**WRITTEN EXERCISE**
Return all lines in the material below that contain "ffffff".

**ROWS**
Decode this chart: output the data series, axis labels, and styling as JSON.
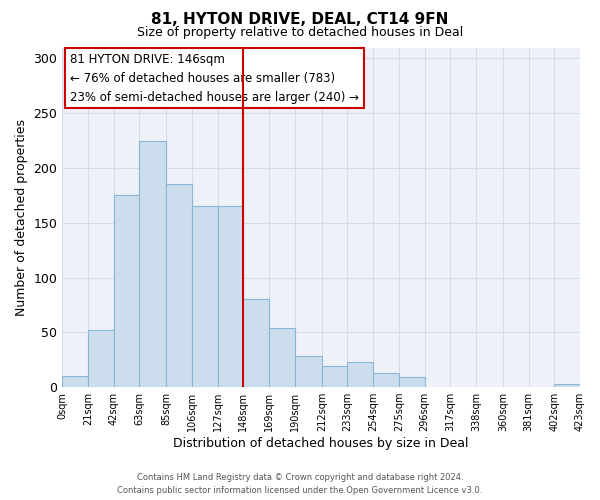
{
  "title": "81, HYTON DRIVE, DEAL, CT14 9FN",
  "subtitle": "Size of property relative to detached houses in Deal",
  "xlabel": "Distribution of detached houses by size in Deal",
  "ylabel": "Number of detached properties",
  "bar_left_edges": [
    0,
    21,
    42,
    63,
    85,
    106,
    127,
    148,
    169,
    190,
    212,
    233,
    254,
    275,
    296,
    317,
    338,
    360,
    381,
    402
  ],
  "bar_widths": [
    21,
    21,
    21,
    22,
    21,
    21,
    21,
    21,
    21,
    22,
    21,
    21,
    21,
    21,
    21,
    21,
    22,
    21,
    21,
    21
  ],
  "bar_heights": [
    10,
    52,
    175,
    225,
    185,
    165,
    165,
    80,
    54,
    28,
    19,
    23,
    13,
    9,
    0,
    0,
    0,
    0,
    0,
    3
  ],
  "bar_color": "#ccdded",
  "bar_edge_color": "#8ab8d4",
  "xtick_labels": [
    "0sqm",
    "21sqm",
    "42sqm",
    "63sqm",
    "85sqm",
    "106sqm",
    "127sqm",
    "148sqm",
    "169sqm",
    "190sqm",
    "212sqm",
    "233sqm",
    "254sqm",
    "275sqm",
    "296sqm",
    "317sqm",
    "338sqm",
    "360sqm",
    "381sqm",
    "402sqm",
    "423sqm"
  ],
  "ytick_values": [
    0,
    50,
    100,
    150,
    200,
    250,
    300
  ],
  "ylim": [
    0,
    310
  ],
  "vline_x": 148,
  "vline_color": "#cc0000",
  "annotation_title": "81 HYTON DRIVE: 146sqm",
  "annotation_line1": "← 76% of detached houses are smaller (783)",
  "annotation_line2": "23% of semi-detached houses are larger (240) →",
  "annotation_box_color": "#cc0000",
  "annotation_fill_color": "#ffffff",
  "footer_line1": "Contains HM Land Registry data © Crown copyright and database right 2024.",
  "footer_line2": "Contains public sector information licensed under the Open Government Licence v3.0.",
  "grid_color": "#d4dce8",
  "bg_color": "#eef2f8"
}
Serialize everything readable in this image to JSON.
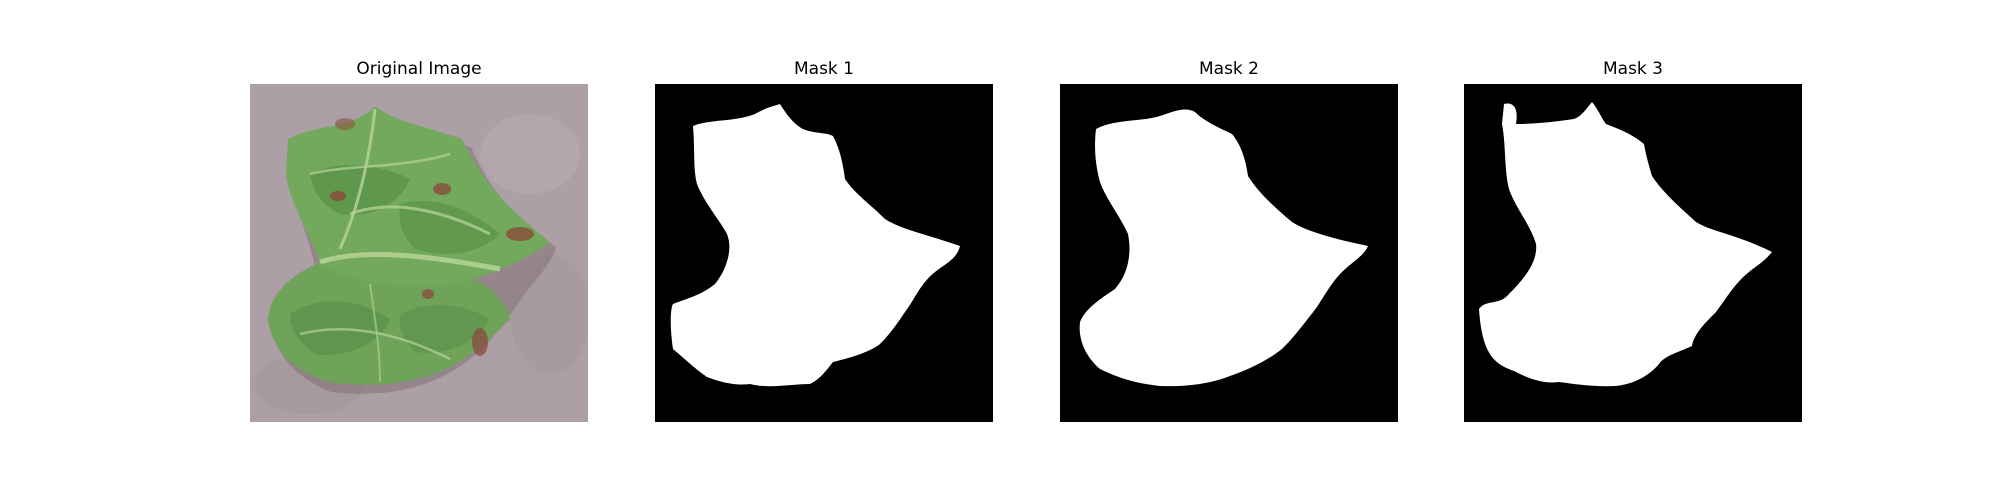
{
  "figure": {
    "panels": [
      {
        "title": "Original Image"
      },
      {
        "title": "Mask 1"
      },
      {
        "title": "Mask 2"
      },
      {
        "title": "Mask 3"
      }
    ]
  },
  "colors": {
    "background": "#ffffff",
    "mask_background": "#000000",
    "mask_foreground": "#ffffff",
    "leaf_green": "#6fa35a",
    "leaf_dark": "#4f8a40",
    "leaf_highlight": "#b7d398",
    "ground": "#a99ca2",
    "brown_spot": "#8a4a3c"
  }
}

==

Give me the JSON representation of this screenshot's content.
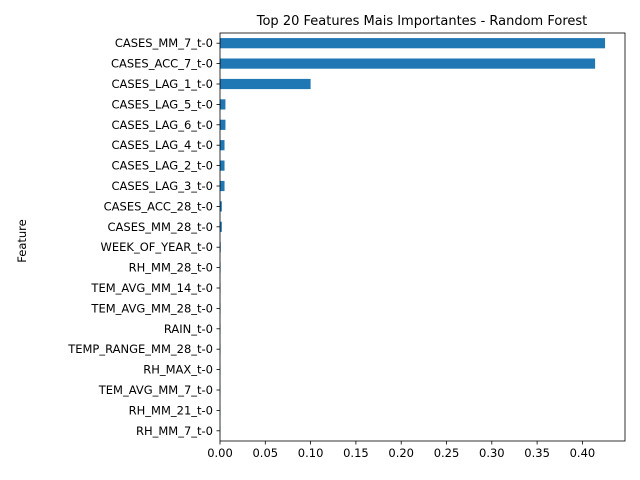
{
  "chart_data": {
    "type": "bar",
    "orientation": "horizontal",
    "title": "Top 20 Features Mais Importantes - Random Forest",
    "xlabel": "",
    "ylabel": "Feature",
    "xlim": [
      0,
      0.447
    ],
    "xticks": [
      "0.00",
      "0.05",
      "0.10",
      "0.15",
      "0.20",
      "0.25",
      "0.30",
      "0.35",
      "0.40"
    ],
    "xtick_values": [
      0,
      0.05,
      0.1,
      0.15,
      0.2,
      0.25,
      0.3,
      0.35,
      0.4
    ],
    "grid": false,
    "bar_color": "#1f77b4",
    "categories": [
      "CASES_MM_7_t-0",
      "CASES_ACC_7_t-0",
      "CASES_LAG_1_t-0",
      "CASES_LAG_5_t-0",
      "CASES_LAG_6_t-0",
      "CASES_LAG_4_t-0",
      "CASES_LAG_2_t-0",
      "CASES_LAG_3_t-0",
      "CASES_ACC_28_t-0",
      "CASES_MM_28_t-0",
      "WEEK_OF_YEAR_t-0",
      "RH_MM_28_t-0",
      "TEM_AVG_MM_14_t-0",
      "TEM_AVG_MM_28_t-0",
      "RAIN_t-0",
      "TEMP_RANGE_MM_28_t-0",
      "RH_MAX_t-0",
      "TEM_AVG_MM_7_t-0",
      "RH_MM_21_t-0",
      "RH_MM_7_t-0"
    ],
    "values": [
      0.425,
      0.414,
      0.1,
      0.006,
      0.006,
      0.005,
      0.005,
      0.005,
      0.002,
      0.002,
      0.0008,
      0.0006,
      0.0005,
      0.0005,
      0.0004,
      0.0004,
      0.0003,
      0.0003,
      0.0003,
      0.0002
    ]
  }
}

**REPLY TO THE TASK**
  "annotation_fill_color": "#ffffff",
    "background": "#ffffff",
    "mask_foreground": "#ffffff",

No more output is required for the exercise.